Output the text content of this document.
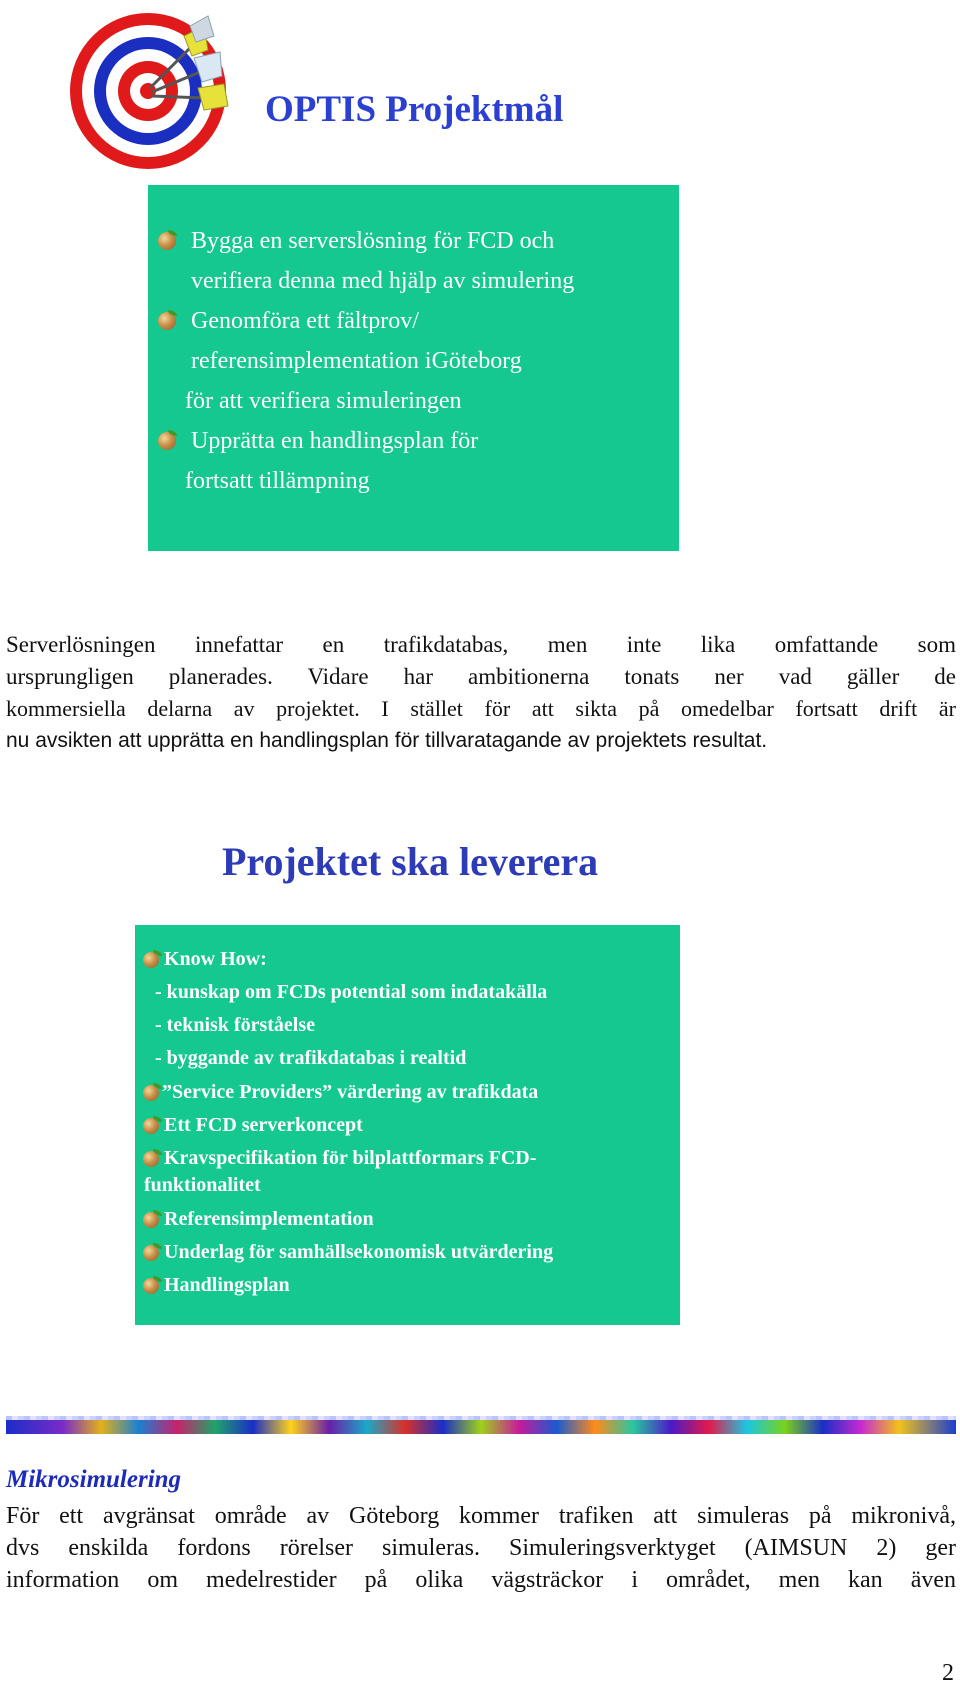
OPTIS Projektmål
Bygga en serverslösning för FCD och
verifiera denna med hjälp av simulering
Genomföra ett fältprov/
referensimplementation iGöteborg
för att verifiera simuleringen
Upprätta en handlingsplan för
fortsatt tillämpning
Serverlösningen innefattar en trafikdatabas, men inte lika omfattande som
ursprungligen planerades. Vidare har ambitionerna tonats ner vad gäller de
kommersiella delarna av projektet. I stället för att sikta på omedelbar fortsatt drift är
nu avsikten att upprätta en handlingsplan för tillvaratagande av projektets resultat.
Projektet ska leverera
Know How:
- kunskap om FCDs potential som indatakälla
- teknisk förståelse
- byggande av trafikdatabas i realtid
”Service Providers” värdering av trafikdata
Ett FCD serverkoncept
Kravspecifikation för bilplattformars FCD-
funktionalitet
Referensimplementation
Underlag för samhällsekonomisk utvärdering
Handlingsplan
Mikrosimulering
För ett avgränsat område av Göteborg kommer trafiken att simuleras på mikronivå,
dvs enskilda fordons rörelser simuleras. Simuleringsverktyget (AIMSUN 2) ger
information om medelrestider på olika vägsträckor i området, men kan även
2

[YOUR TASK]
Replicate the material above verbatim; images stay out of the copy.

[ANSWER SECTION]
Output the text content of this document.
OPTIS Projektmål
Bygga en serverslösning för FCD och
verifiera denna med hjälp av simulering
Genomföra ett fältprov/
referensimplementation iGöteborg
för att verifiera simuleringen
Upprätta en handlingsplan för
fortsatt tillämpning
Serverlösningen innefattar en trafikdatabas, men inte lika omfattande som
ursprungligen planerades. Vidare har ambitionerna tonats ner vad gäller de
kommersiella delarna av projektet. I stället för att sikta på omedelbar fortsatt drift är
nu avsikten att upprätta en handlingsplan för tillvaratagande av projektets resultat.
Projektet ska leverera
Know How:
- kunskap om FCDs potential som indatakälla
- teknisk förståelse
- byggande av trafikdatabas i realtid
”Service Providers” värdering av trafikdata
Ett FCD serverkoncept
Kravspecifikation för bilplattformars FCD-
funktionalitet
Referensimplementation
Underlag för samhällsekonomisk utvärdering
Handlingsplan
Mikrosimulering
För ett avgränsat område av Göteborg kommer trafiken att simuleras på mikronivå,
dvs enskilda fordons rörelser simuleras. Simuleringsverktyget (AIMSUN 2) ger
information om medelrestider på olika vägsträckor i området, men kan även
2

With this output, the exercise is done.